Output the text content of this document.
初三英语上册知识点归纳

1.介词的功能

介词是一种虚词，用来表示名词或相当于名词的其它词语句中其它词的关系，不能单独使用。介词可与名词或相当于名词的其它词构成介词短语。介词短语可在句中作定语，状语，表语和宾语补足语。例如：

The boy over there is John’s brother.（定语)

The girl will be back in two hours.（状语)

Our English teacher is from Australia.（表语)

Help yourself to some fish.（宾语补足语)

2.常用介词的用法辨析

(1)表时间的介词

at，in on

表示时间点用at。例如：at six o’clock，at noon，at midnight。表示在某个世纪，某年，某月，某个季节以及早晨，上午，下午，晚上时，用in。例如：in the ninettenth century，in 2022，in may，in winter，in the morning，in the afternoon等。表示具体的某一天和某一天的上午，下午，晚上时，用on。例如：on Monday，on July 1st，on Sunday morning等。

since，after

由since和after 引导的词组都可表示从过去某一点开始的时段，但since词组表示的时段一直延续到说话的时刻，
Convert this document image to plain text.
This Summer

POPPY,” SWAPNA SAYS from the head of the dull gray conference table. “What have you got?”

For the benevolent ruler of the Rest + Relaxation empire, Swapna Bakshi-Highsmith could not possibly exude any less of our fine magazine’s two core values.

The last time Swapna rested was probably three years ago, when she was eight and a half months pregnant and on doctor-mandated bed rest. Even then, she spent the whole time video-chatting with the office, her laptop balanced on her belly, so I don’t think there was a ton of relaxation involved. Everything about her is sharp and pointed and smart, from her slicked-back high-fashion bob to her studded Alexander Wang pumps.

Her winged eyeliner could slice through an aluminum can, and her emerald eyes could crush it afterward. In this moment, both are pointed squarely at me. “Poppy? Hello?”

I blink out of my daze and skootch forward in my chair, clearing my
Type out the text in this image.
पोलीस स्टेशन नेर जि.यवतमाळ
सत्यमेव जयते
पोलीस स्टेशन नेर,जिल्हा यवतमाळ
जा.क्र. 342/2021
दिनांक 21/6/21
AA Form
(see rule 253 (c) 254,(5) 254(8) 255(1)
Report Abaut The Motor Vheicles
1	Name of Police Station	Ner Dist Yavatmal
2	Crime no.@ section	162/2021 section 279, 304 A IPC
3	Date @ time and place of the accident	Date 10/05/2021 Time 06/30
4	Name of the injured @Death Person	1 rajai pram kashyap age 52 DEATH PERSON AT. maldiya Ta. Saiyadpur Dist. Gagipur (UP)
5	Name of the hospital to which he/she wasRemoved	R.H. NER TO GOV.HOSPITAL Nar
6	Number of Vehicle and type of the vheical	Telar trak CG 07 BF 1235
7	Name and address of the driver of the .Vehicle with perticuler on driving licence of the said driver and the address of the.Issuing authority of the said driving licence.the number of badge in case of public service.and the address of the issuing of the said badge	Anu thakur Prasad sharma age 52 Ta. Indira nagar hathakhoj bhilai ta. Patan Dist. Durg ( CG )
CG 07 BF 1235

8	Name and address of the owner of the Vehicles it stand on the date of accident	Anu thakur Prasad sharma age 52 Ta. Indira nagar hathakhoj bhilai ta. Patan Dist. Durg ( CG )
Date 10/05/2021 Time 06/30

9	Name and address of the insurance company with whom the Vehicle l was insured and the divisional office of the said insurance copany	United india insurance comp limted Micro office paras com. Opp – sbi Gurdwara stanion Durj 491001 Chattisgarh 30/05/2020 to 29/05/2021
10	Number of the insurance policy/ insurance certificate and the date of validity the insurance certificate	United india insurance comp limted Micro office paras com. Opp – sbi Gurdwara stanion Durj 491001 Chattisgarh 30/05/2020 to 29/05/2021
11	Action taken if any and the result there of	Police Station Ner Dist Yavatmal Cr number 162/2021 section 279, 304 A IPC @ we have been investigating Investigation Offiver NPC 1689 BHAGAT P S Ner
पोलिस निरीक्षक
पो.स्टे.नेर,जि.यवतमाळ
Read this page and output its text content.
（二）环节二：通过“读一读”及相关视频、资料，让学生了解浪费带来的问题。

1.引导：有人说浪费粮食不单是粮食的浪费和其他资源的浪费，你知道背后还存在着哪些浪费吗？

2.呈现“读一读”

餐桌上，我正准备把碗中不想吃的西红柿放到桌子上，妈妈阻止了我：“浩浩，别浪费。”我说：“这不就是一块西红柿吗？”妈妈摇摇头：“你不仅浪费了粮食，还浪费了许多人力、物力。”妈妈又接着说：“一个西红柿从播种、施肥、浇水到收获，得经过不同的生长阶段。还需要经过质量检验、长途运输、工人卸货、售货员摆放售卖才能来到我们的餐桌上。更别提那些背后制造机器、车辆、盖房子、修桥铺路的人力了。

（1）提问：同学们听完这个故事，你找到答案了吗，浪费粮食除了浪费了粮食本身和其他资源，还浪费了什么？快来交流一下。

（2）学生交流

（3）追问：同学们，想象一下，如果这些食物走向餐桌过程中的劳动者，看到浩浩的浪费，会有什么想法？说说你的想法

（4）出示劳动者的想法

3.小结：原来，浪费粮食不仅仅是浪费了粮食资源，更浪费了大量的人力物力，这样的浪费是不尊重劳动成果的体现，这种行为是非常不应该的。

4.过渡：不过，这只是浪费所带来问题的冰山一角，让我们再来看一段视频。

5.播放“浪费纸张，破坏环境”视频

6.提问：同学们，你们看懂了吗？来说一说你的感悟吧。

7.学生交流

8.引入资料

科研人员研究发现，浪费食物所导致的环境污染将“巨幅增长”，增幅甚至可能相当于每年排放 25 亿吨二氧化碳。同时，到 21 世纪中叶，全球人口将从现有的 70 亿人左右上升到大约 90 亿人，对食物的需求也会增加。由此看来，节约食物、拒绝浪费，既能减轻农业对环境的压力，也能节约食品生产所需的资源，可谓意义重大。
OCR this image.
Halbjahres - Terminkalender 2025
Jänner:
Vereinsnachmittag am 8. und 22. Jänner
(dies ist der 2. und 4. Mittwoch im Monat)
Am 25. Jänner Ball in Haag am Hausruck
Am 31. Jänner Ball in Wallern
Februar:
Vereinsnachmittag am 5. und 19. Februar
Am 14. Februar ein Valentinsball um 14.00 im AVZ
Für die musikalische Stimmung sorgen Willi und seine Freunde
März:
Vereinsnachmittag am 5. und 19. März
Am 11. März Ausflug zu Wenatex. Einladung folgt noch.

▶ _TASK TO CARRY OUT_:
Return only the number of lines in the entries that contain the string "United".

▶ _WORKED ANSWER_:
2